Copy the material word for word, beginning with its first line and ending with the line that contains "heatmap-cell [666,295,676,376]", with both of those lines included.
— start —
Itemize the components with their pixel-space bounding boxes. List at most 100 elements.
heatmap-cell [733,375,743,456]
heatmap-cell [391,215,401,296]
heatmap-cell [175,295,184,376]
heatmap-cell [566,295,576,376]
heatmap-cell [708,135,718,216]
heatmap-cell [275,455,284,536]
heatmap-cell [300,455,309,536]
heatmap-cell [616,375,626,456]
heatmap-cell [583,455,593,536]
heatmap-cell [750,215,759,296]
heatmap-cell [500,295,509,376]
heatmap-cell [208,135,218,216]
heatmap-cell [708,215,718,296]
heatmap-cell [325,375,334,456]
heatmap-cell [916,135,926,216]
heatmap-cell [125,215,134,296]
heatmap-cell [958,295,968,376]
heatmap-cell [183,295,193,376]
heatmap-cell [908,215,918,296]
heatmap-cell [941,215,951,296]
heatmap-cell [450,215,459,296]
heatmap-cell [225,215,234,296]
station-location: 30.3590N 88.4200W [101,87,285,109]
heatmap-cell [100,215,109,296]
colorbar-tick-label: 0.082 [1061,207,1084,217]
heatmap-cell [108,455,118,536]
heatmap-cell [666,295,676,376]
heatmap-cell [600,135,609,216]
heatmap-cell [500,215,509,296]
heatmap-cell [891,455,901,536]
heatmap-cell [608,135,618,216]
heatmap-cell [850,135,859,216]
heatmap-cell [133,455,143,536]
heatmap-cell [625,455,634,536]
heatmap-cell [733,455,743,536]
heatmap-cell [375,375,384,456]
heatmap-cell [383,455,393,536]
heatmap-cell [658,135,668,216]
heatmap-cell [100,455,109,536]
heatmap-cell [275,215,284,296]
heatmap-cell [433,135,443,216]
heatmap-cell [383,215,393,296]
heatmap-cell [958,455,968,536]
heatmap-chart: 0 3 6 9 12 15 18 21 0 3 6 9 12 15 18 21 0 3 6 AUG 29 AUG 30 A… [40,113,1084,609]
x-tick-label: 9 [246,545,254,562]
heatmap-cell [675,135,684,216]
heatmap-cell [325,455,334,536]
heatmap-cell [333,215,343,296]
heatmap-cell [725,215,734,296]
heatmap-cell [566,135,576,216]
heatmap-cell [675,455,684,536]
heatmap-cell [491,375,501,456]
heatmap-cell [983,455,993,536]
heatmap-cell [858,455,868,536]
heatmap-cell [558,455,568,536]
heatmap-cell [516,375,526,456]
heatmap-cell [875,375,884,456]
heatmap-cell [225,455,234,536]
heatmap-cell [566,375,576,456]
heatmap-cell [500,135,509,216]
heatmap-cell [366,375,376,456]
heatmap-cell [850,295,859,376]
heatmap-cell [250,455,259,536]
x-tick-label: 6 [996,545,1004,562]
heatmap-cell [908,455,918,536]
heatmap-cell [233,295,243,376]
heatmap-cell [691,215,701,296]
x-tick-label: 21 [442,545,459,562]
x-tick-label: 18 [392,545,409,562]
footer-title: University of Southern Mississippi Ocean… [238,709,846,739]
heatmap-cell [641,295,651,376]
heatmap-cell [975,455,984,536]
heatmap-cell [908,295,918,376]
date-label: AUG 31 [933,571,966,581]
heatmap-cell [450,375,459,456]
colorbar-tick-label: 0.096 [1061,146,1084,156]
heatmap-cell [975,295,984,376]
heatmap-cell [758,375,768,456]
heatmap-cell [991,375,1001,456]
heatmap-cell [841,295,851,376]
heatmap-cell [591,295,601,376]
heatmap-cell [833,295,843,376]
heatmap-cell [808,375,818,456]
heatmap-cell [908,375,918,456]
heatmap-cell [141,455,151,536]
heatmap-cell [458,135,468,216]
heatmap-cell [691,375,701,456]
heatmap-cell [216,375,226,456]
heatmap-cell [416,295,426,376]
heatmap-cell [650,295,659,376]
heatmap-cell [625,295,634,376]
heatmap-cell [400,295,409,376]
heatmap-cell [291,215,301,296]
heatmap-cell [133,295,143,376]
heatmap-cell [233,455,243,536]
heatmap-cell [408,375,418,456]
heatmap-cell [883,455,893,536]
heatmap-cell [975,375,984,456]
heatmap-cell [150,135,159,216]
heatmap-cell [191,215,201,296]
— end —
* **WORKED ANSWER**
Itemize the components with their pixel-space bounding boxes. List at most 100 elements.
heatmap-cell [733,375,743,456]
heatmap-cell [391,215,401,296]
heatmap-cell [175,295,184,376]
heatmap-cell [566,295,576,376]
heatmap-cell [708,135,718,216]
heatmap-cell [275,455,284,536]
heatmap-cell [300,455,309,536]
heatmap-cell [616,375,626,456]
heatmap-cell [583,455,593,536]
heatmap-cell [750,215,759,296]
heatmap-cell [500,295,509,376]
heatmap-cell [208,135,218,216]
heatmap-cell [708,215,718,296]
heatmap-cell [325,375,334,456]
heatmap-cell [916,135,926,216]
heatmap-cell [125,215,134,296]
heatmap-cell [958,295,968,376]
heatmap-cell [183,295,193,376]
heatmap-cell [908,215,918,296]
heatmap-cell [941,215,951,296]
heatmap-cell [450,215,459,296]
heatmap-cell [225,215,234,296]
station-location: 30.3590N 88.4200W [101,87,285,109]
heatmap-cell [100,215,109,296]
colorbar-tick-label: 0.082 [1061,207,1084,217]
heatmap-cell [108,455,118,536]
heatmap-cell [666,295,676,376]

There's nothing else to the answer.